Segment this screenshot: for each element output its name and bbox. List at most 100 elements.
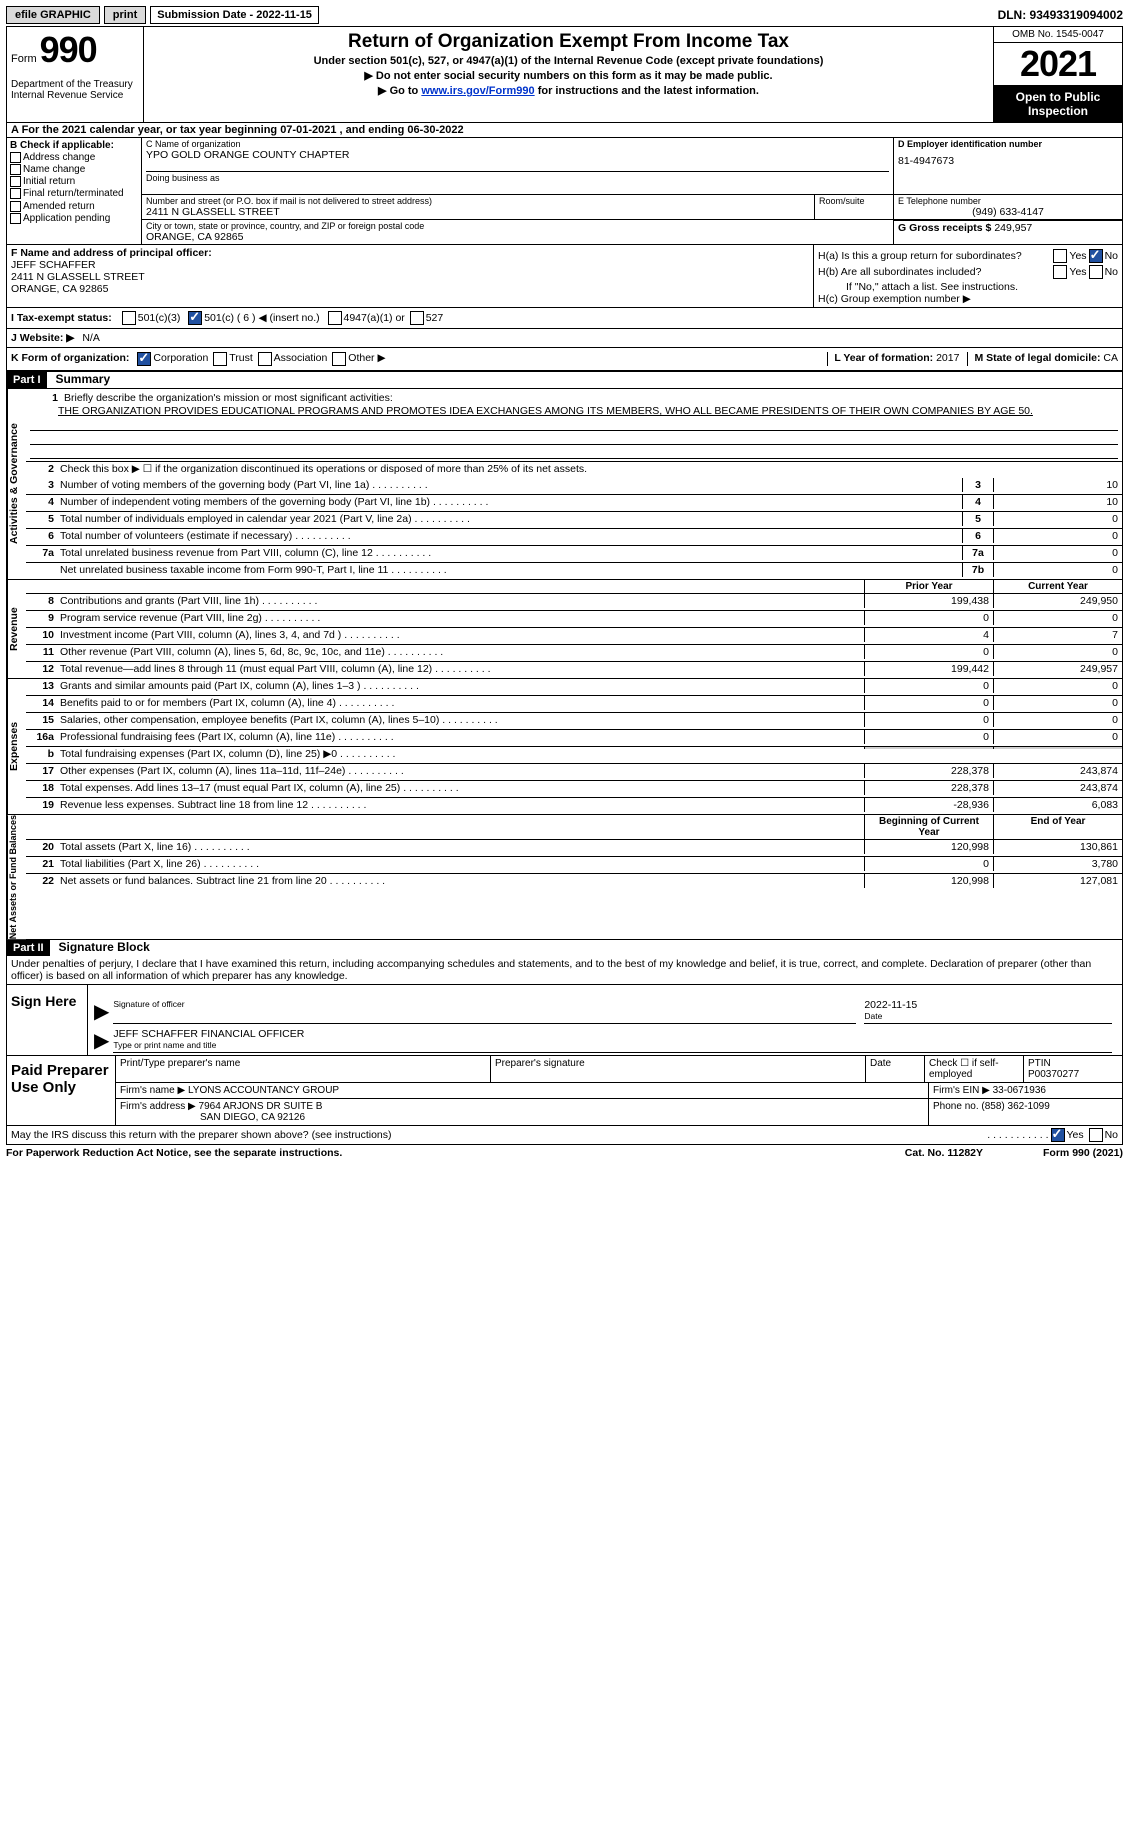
summary-row: 12 Total revenue—add lines 8 through 11 …	[26, 662, 1122, 678]
current-year-header: Current Year	[993, 580, 1122, 593]
summary-row: 10 Investment income (Part VIII, column …	[26, 628, 1122, 645]
sign-here-label: Sign Here	[7, 985, 88, 1055]
gross-label: G Gross receipts $	[898, 222, 991, 234]
hb-no-checkbox[interactable]	[1089, 265, 1103, 279]
tax-year: 2021	[994, 43, 1122, 86]
chk-initial-return[interactable]: Initial return	[10, 176, 138, 187]
part-2-title: Signature Block	[59, 940, 150, 954]
form-number: 990	[40, 29, 97, 70]
firm-address-cell: Firm's address ▶ 7964 ARJONS DR SUITE BS…	[116, 1099, 929, 1125]
hb-note: If "No," attach a list. See instructions…	[818, 281, 1118, 293]
hb-yes-checkbox[interactable]	[1053, 265, 1067, 279]
mission-text: THE ORGANIZATION PROVIDES EDUCATIONAL PR…	[30, 405, 1118, 417]
firm-phone-cell: Phone no. (858) 362-1099	[929, 1099, 1122, 1125]
form-header: Form 990 Department of the Treasury Inte…	[6, 26, 1123, 122]
summary-row: 18 Total expenses. Add lines 13–17 (must…	[26, 781, 1122, 798]
summary-row: Net unrelated business taxable income fr…	[26, 563, 1122, 579]
open-to-public: Open to Public Inspection	[994, 86, 1122, 122]
city-value: ORANGE, CA 92865	[146, 231, 889, 243]
arrow-icon: ▶	[94, 999, 109, 1024]
side-activities-governance: Activities & Governance	[7, 389, 26, 579]
chk-final-return[interactable]: Final return/terminated	[10, 188, 138, 199]
col-b-header: B Check if applicable:	[10, 140, 138, 151]
assoc-checkbox[interactable]	[258, 352, 272, 366]
summary-row: 15 Salaries, other compensation, employe…	[26, 713, 1122, 730]
summary-row: 4 Number of independent voting members o…	[26, 495, 1122, 512]
sign-date-field: 2022-11-15Date	[864, 999, 1112, 1024]
part-1-label: Part I	[7, 372, 47, 388]
preparer-sig-cell: Preparer's signature	[491, 1056, 866, 1082]
subtitle: Under section 501(c), 527, or 4947(a)(1)…	[152, 55, 985, 67]
street-value: 2411 N GLASSELL STREET	[146, 206, 810, 218]
row-k-form-org: K Form of organization: Corporation Trus…	[6, 348, 1123, 371]
other-checkbox[interactable]	[332, 352, 346, 366]
chk-application-pending[interactable]: Application pending	[10, 213, 138, 224]
print-button[interactable]: print	[104, 6, 146, 24]
chk-amended[interactable]: Amended return	[10, 201, 138, 212]
discuss-no-checkbox[interactable]	[1089, 1128, 1103, 1142]
4947-checkbox[interactable]	[328, 311, 342, 325]
discuss-row: May the IRS discuss this return with the…	[6, 1126, 1123, 1145]
department-label: Department of the Treasury Internal Reve…	[11, 79, 139, 101]
phone-value: (949) 633-4147	[898, 206, 1118, 218]
section-bc: B Check if applicable: Address change Na…	[6, 138, 1123, 244]
row-j-website: J Website: ▶ N/A	[6, 329, 1123, 348]
gross-value: 249,957	[994, 222, 1032, 234]
line-2-text: Check this box ▶ ☐ if the organization d…	[58, 462, 1122, 476]
ptin-cell: PTINP00370277	[1024, 1056, 1122, 1082]
row-a-calendar-year: A For the 2021 calendar year, or tax yea…	[6, 122, 1123, 138]
org-name-label: C Name of organization	[146, 139, 889, 149]
501c3-checkbox[interactable]	[122, 311, 136, 325]
city-label: City or town, state or province, country…	[146, 221, 889, 231]
summary-table: Activities & Governance 1Briefly describ…	[6, 388, 1123, 580]
trust-checkbox[interactable]	[213, 352, 227, 366]
instruction-line-2: ▶ Go to www.irs.gov/Form990 for instruct…	[152, 84, 985, 97]
officer-info: F Name and address of principal officer:…	[7, 245, 814, 307]
summary-row: 13 Grants and similar amounts paid (Part…	[26, 679, 1122, 696]
top-toolbar: efile GRAPHIC print Submission Date - 20…	[6, 6, 1123, 24]
phone-label: E Telephone number	[898, 196, 1118, 206]
firm-name-cell: Firm's name ▶ LYONS ACCOUNTANCY GROUP	[116, 1083, 929, 1098]
beginning-year-header: Beginning of Current Year	[864, 815, 993, 839]
side-expenses: Expenses	[7, 679, 26, 814]
self-employed-cell[interactable]: Check ☐ if self-employed	[925, 1056, 1024, 1082]
name-title-field: JEFF SCHAFFER FINANCIAL OFFICERType or p…	[113, 1028, 1112, 1053]
summary-row: 8 Contributions and grants (Part VIII, l…	[26, 594, 1122, 611]
part-2-label: Part II	[7, 940, 50, 956]
expenses-table: Expenses 13 Grants and similar amounts p…	[6, 679, 1123, 815]
main-title: Return of Organization Exempt From Incom…	[152, 31, 985, 53]
527-checkbox[interactable]	[410, 311, 424, 325]
officer-signature-field[interactable]: Signature of officer	[113, 999, 856, 1024]
hc-label: H(c) Group exemption number ▶	[818, 293, 1118, 305]
part-2-bar: Part II Signature Block	[6, 940, 1123, 956]
mission-block: 1Briefly describe the organization's mis…	[26, 389, 1122, 462]
room-label: Room/suite	[819, 196, 889, 206]
header-right: OMB No. 1545-0047 2021 Open to Public In…	[993, 27, 1122, 122]
ein-label: D Employer identification number	[898, 139, 1118, 149]
corp-checkbox[interactable]	[137, 352, 151, 366]
side-revenue: Revenue	[7, 580, 26, 678]
summary-row: 11 Other revenue (Part VIII, column (A),…	[26, 645, 1122, 662]
chk-name-change[interactable]: Name change	[10, 164, 138, 175]
chk-address-change[interactable]: Address change	[10, 152, 138, 163]
form-label: Form	[11, 53, 37, 65]
efile-button[interactable]: efile GRAPHIC	[6, 6, 100, 24]
revenue-table: Revenue Prior Year Current Year 8 Contri…	[6, 580, 1123, 679]
omb-number: OMB No. 1545-0047	[994, 27, 1122, 43]
net-assets-table: Net Assets or Fund Balances Beginning of…	[6, 815, 1123, 940]
signature-section: Under penalties of perjury, I declare th…	[6, 956, 1123, 1126]
summary-row: 3 Number of voting members of the govern…	[26, 478, 1122, 495]
submission-date: Submission Date - 2022-11-15	[150, 6, 319, 24]
discuss-yes-checkbox[interactable]	[1051, 1128, 1065, 1142]
side-net-assets: Net Assets or Fund Balances	[7, 815, 26, 939]
ha-no-checkbox[interactable]	[1089, 249, 1103, 263]
501c-checkbox[interactable]	[188, 311, 202, 325]
ha-yes-checkbox[interactable]	[1053, 249, 1067, 263]
preparer-table: Paid Preparer Use Only Print/Type prepar…	[7, 1055, 1122, 1125]
street-label: Number and street (or P.O. box if mail i…	[146, 196, 810, 206]
summary-row: 17 Other expenses (Part IX, column (A), …	[26, 764, 1122, 781]
dba-label: Doing business as	[146, 171, 889, 183]
ein-value: 81-4947673	[898, 155, 1118, 167]
end-year-header: End of Year	[993, 815, 1122, 839]
irs-link[interactable]: www.irs.gov/Form990	[421, 85, 534, 97]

» **GOAL OF THE EXERCISE**:
Please edit the items above by changing "summary-row" to "summary-line" everywhere and keeping every other part the same. Omit the pictures from your answer.

» **EXERCISE RESPONSE**:
Segment this screenshot: for each element output its name and bbox. List at most 100 elements.
summary-line: 12 Total revenue—add lines 8 through 11 …	[26, 662, 1122, 678]
current-year-header: Current Year	[993, 580, 1122, 593]
summary-line: 10 Investment income (Part VIII, column …	[26, 628, 1122, 645]
sign-here-label: Sign Here	[7, 985, 88, 1055]
gross-label: G Gross receipts $	[898, 222, 991, 234]
hb-no-checkbox[interactable]	[1089, 265, 1103, 279]
tax-year: 2021	[994, 43, 1122, 86]
chk-initial-return[interactable]: Initial return	[10, 176, 138, 187]
part-2-title: Signature Block	[59, 940, 150, 954]
form-number: 990	[40, 29, 97, 70]
firm-address-cell: Firm's address ▶ 7964 ARJONS DR SUITE BS…	[116, 1099, 929, 1125]
hb-note: If "No," attach a list. See instructions…	[818, 281, 1118, 293]
hb-yes-checkbox[interactable]	[1053, 265, 1067, 279]
mission-text: THE ORGANIZATION PROVIDES EDUCATIONAL PR…	[30, 405, 1118, 417]
firm-phone-cell: Phone no. (858) 362-1099	[929, 1099, 1122, 1125]
form-header: Form 990 Department of the Treasury Inte…	[6, 26, 1123, 122]
summary-line: 18 Total expenses. Add lines 13–17 (must…	[26, 781, 1122, 798]
summary-line: Net unrelated business taxable income fr…	[26, 563, 1122, 579]
open-to-public: Open to Public Inspection	[994, 86, 1122, 122]
city-value: ORANGE, CA 92865	[146, 231, 889, 243]
arrow-icon: ▶	[94, 999, 109, 1024]
side-activities-governance: Activities & Governance	[7, 389, 26, 579]
chk-final-return[interactable]: Final return/terminated	[10, 188, 138, 199]
col-b-header: B Check if applicable:	[10, 140, 138, 151]
assoc-checkbox[interactable]	[258, 352, 272, 366]
summary-line: 15 Salaries, other compensation, employe…	[26, 713, 1122, 730]
summary-line: 4 Number of independent voting members o…	[26, 495, 1122, 512]
sign-date-field: 2022-11-15Date	[864, 999, 1112, 1024]
part-1-label: Part I	[7, 372, 47, 388]
preparer-sig-cell: Preparer's signature	[491, 1056, 866, 1082]
subtitle: Under section 501(c), 527, or 4947(a)(1)…	[152, 55, 985, 67]
street-value: 2411 N GLASSELL STREET	[146, 206, 810, 218]
row-k-form-org: K Form of organization: Corporation Trus…	[6, 348, 1123, 371]
other-checkbox[interactable]	[332, 352, 346, 366]
chk-application-pending[interactable]: Application pending	[10, 213, 138, 224]
print-button[interactable]: print	[104, 6, 146, 24]
chk-amended[interactable]: Amended return	[10, 201, 138, 212]
discuss-no-checkbox[interactable]	[1089, 1128, 1103, 1142]
4947-checkbox[interactable]	[328, 311, 342, 325]
discuss-row: May the IRS discuss this return with the…	[6, 1126, 1123, 1145]
department-label: Department of the Treasury Internal Reve…	[11, 79, 139, 101]
phone-value: (949) 633-4147	[898, 206, 1118, 218]
section-bc: B Check if applicable: Address change Na…	[6, 138, 1123, 244]
row-j-website: J Website: ▶ N/A	[6, 329, 1123, 348]
gross-value: 249,957	[994, 222, 1032, 234]
line-2-text: Check this box ▶ ☐ if the organization d…	[58, 462, 1122, 476]
ptin-cell: PTINP00370277	[1024, 1056, 1122, 1082]
row-a-calendar-year: A For the 2021 calendar year, or tax yea…	[6, 122, 1123, 138]
org-name-label: C Name of organization	[146, 139, 889, 149]
501c3-checkbox[interactable]	[122, 311, 136, 325]
city-label: City or town, state or province, country…	[146, 221, 889, 231]
summary-table: Activities & Governance 1Briefly describ…	[6, 388, 1123, 580]
trust-checkbox[interactable]	[213, 352, 227, 366]
instruction-line-2: ▶ Go to www.irs.gov/Form990 for instruct…	[152, 84, 985, 97]
officer-info: F Name and address of principal officer:…	[7, 245, 814, 307]
summary-line: 13 Grants and similar amounts paid (Part…	[26, 679, 1122, 696]
top-toolbar: efile GRAPHIC print Submission Date - 20…	[6, 6, 1123, 24]
phone-label: E Telephone number	[898, 196, 1118, 206]
firm-name-cell: Firm's name ▶ LYONS ACCOUNTANCY GROUP	[116, 1083, 929, 1098]
beginning-year-header: Beginning of Current Year	[864, 815, 993, 839]
side-expenses: Expenses	[7, 679, 26, 814]
self-employed-cell[interactable]: Check ☐ if self-employed	[925, 1056, 1024, 1082]
name-title-field: JEFF SCHAFFER FINANCIAL OFFICERType or p…	[113, 1028, 1112, 1053]
summary-line: 8 Contributions and grants (Part VIII, l…	[26, 594, 1122, 611]
part-2-label: Part II	[7, 940, 50, 956]
expenses-table: Expenses 13 Grants and similar amounts p…	[6, 679, 1123, 815]
main-title: Return of Organization Exempt From Incom…	[152, 31, 985, 53]
527-checkbox[interactable]	[410, 311, 424, 325]
officer-signature-field[interactable]: Signature of officer	[113, 999, 856, 1024]
hc-label: H(c) Group exemption number ▶	[818, 293, 1118, 305]
part-2-bar: Part II Signature Block	[6, 940, 1123, 956]
mission-block: 1Briefly describe the organization's mis…	[26, 389, 1122, 462]
room-label: Room/suite	[819, 196, 889, 206]
header-right: OMB No. 1545-0047 2021 Open to Public In…	[993, 27, 1122, 122]
ein-label: D Employer identification number	[898, 139, 1118, 149]
corp-checkbox[interactable]	[137, 352, 151, 366]
side-revenue: Revenue	[7, 580, 26, 678]
summary-line: 11 Other revenue (Part VIII, column (A),…	[26, 645, 1122, 662]
chk-name-change[interactable]: Name change	[10, 164, 138, 175]
chk-address-change[interactable]: Address change	[10, 152, 138, 163]
form-label: Form	[11, 53, 37, 65]
efile-button[interactable]: efile GRAPHIC	[6, 6, 100, 24]
revenue-table: Revenue Prior Year Current Year 8 Contri…	[6, 580, 1123, 679]
omb-number: OMB No. 1545-0047	[994, 27, 1122, 43]
net-assets-table: Net Assets or Fund Balances Beginning of…	[6, 815, 1123, 940]
signature-section: Under penalties of perjury, I declare th…	[6, 956, 1123, 1126]
summary-line: 3 Number of voting members of the govern…	[26, 478, 1122, 495]
submission-date: Submission Date - 2022-11-15	[150, 6, 319, 24]
discuss-yes-checkbox[interactable]	[1051, 1128, 1065, 1142]
side-net-assets: Net Assets or Fund Balances	[7, 815, 26, 939]
ha-no-checkbox[interactable]	[1089, 249, 1103, 263]
501c-checkbox[interactable]	[188, 311, 202, 325]
ha-yes-checkbox[interactable]	[1053, 249, 1067, 263]
preparer-table: Paid Preparer Use Only Print/Type prepar…	[7, 1055, 1122, 1125]
street-label: Number and street (or P.O. box if mail i…	[146, 196, 810, 206]
summary-line: 17 Other expenses (Part IX, column (A), …	[26, 764, 1122, 781]
dba-label: Doing business as	[146, 171, 889, 183]
ein-value: 81-4947673	[898, 155, 1118, 167]
end-year-header: End of Year	[993, 815, 1122, 839]
irs-link[interactable]: www.irs.gov/Form990	[421, 85, 534, 97]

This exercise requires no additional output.